**PROBLEM DETAILS**
Consider the data that follows and state how many lines contain the string "operaciones", using the number alone.

Recorded data

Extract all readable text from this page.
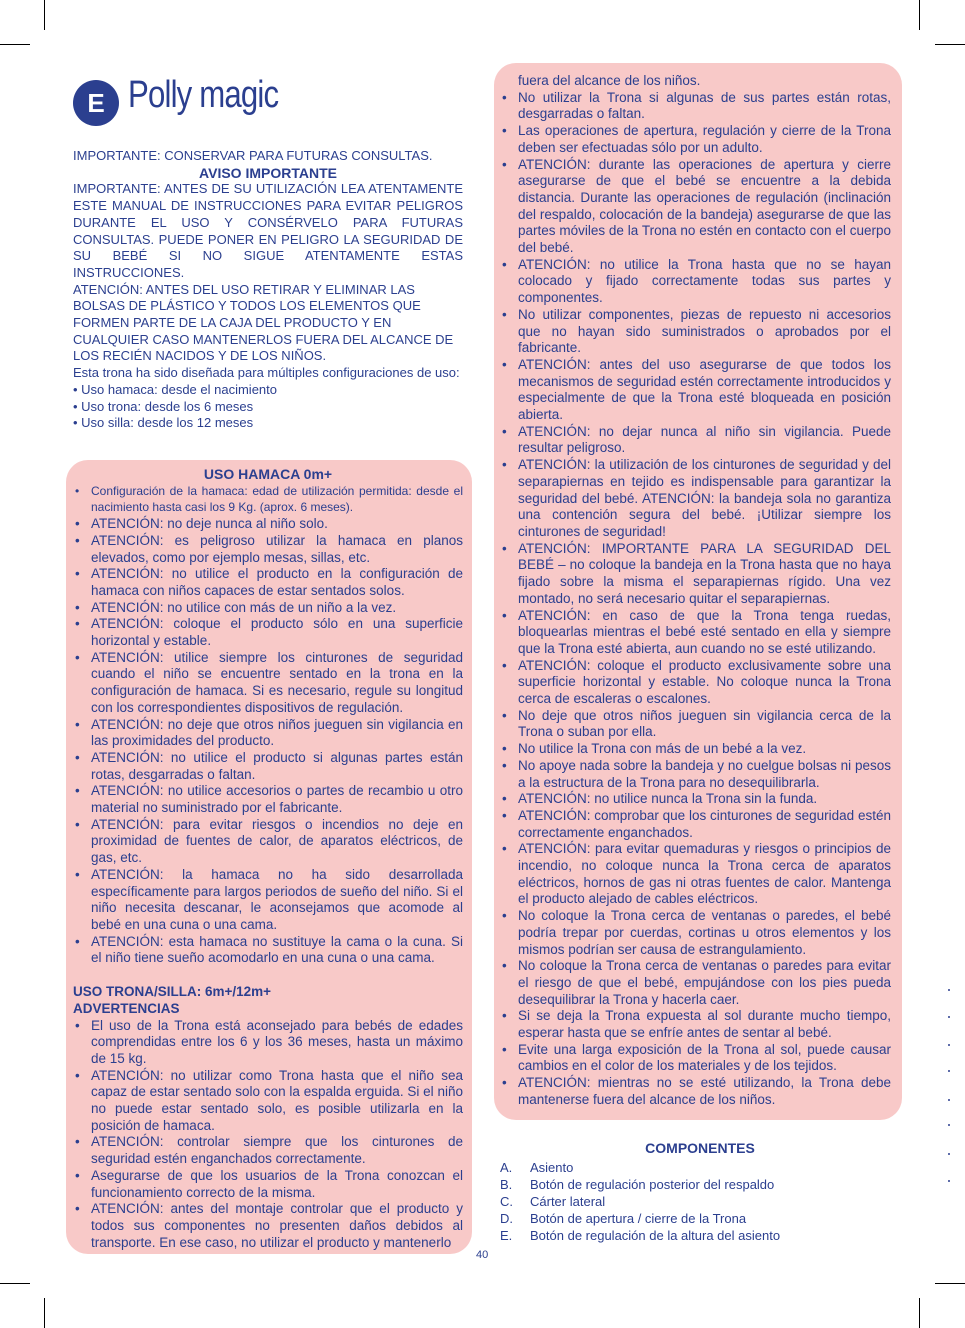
E Polly magic

IMPORTANTE: CONSERVAR PARA FUTURAS CONSULTAS.

AVISO IMPORTANTE

IMPORTANTE: ANTES DE SU UTILIZACIÓN LEA ATENTAMENTE ESTE MANUAL DE INSTRUCCIONES PARA EVITAR PELIGROS DURANTE EL USO Y CONSÉRVELO PARA FUTURAS CONSULTAS. PUEDE PONER EN PELIGRO LA SEGURIDAD DE SU BEBÉ SI NO SIGUE ATENTAMENTE ESTAS INSTRUCCIONES.

ATENCIÓN: ANTES DEL USO RETIRAR Y ELIMINAR LAS BOLSAS DE PLÁSTICO Y TODOS LOS ELEMENTOS QUE FORMEN PARTE DE LA CAJA DEL PRODUCTO Y EN CUALQUIER CASO MANTENERLOS FUERA DEL ALCANCE DE LOS RECIÉN NACIDOS Y DE LOS NIÑOS.

Esta trona ha sido diseñada para múltiples configuraciones de uso:

• Uso hamaca: desde el nacimiento

• Uso trona: desde los 6 meses

• Uso silla: desde los 12 meses

USO HAMACA 0m+
• Configuración de la hamaca: edad de utilización permitida: desde el nacimiento hasta casi los 9 Kg. (aprox. 6 meses).
• ATENCIÓN: no deje nunca al niño solo.
• ATENCIÓN: es peligroso utilizar la hamaca en planos elevados, como por ejemplo mesas, sillas, etc.
• ATENCIÓN: no utilice el producto en la configuración de hamaca con niños capaces de estar sentados solos.
• ATENCIÓN: no utilice con más de un niño a la vez.
• ATENCIÓN: coloque el producto sólo en una superficie horizontal y estable.
• ATENCIÓN: utilice siempre los cinturones de seguridad cuando el niño se encuentre sentado en la trona en la configuración de hamaca. Si es necesario, regule su longitud con los correspondientes dispositivos de regulación.
• ATENCIÓN: no deje que otros niños jueguen sin vigilancia en las proximidades del producto.
• ATENCIÓN: no utilice el producto si algunas partes están rotas, desgarradas o faltan.
• ATENCIÓN: no utilice accesorios o partes de recambio u otro material no suministrado por el fabricante.
• ATENCIÓN: para evitar riesgos o incendios no deje en proximidad de fuentes de calor, de aparatos eléctricos, de gas, etc.
• ATENCIÓN: la hamaca no ha sido desarrollada específicamente para largos periodos de sueño del niño. Si el niño necesita descanar, le aconsejamos que acomode al bebé en una cuna o una cama.
• ATENCIÓN: esta hamaca no sustituye la cama o la cuna. Si el niño tiene sueño acomodarlo en una cuna o una cama.
USO TRONA/SILLA: 6m+/12m+
ADVERTENCIAS
• El uso de la Trona está aconsejado para bebés de edades comprendidas entre los 6 y los 36 meses, hasta un máximo de 15 kg.
• ATENCIÓN: no utilizar como Trona hasta que el niño sea capaz de estar sentado solo con la espalda erguida. Si el niño no puede estar sentado solo, es posible utilizarla en la posición de hamaca.
• ATENCIÓN: controlar siempre que los cinturones de seguridad estén enganchados correctamente.
• Asegurarse de que los usuarios de la Trona conozcan el funcionamiento correcto de la misma.
• ATENCIÓN: antes del montaje controlar que el producto y todos sus componentes no presenten daños debidos al transporte. En ese caso, no utilizar el producto y mantenerlo
fuera del alcance de los niños.
• No utilizar la Trona si algunas de sus partes están rotas, desgarradas o faltan.
• Las operaciones de apertura, regulación y cierre de la Trona deben ser efectuadas sólo por un adulto.
• ATENCIÓN: durante las operaciones de apertura y cierre asegurarse de que el bebé se encuentre a la debida distancia. Durante las operaciones de regulación (inclinación del respaldo, colocación de la bandeja) asegurarse de que las partes móviles de la Trona no estén en contacto con el cuerpo del bebé.
• ATENCIÓN: no utilice la Trona hasta que no se hayan colocado y fijado correctamente todas sus partes y componentes.
• No utilizar componentes, piezas de repuesto ni accesorios que no hayan sido suministrados o aprobados por el fabricante.
• ATENCIÓN: antes del uso asegurarse de que todos los mecanismos de seguridad estén correctamente introducidos y especialmente de que la Trona esté bloqueada en posición abierta.
• ATENCIÓN: no dejar nunca al niño sin vigilancia. Puede resultar peligroso.
• ATENCIÓN: la utilización de los cinturones de seguridad y del separapiernas en tejido es indispensable para garantizar la seguridad del bebé. ATENCIÓN: la bandeja sola no garantiza una contención segura del bebé. ¡Utilizar siempre los cinturones de seguridad!
• ATENCIÓN: IMPORTANTE PARA LA SEGURIDAD DEL BEBÉ – no coloque la bandeja en la Trona hasta que no haya fijado sobre la misma el separapiernas rígido. Una vez montado, no será necesario quitar el separapiernas.
• ATENCIÓN: en caso de que la Trona tenga ruedas, bloquearlas mientras el bebé esté sentado en ella y siempre que la Trona esté abierta, aun cuando no se esté utilizando.
• ATENCIÓN: coloque el producto exclusivamente sobre una superficie horizontal y estable. No coloque nunca la Trona cerca de escaleras o escalones.
• No deje que otros niños jueguen sin vigilancia cerca de la Trona o suban por ella.
• No utilice la Trona con más de un bebé a la vez.
• No apoye nada sobre la bandeja y no cuelgue bolsas ni pesos a la estructura de la Trona para no desequilibrarla.
• ATENCIÓN: no utilice nunca la Trona sin la funda.
• ATENCIÓN: comprobar que los cinturones de seguridad estén correctamente enganchados.
• ATENCIÓN: para evitar quemaduras y riesgos o principios de incendio, no coloque nunca la Trona cerca de aparatos eléctricos, hornos de gas ni otras fuentes de calor. Mantenga el producto alejado de cables eléctricos.
• No coloque la Trona cerca de ventanas o paredes, el bebé podría trepar por cuerdas, cortinas u otros elementos y los mismos podrían ser causa de estrangulamiento.
• No coloque la Trona cerca de ventanas o paredes para evitar el riesgo de que el bebé, empujándose con los pies pueda desequilibrar la Trona y hacerla caer.
• Si se deja la Trona expuesta al sol durante mucho tiempo, esperar hasta que se enfríe antes de sentar al bebé.
• Evite una larga exposición de la Trona al sol, puede causar cambios en el color de los materiales y de los tejidos.
• ATENCIÓN: mientras no se esté utilizando, la Trona debe mantenerse fuera del alcance de los niños.
COMPONENTES
A.	Asiento
B.	Botón de regulación posterior del respaldo
C.	Cárter lateral
D.	Botón de apertura / cierre de la Trona
E.	Botón de regulación de la altura del asiento
40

**ANSWER TO THIS EXERCISE**
2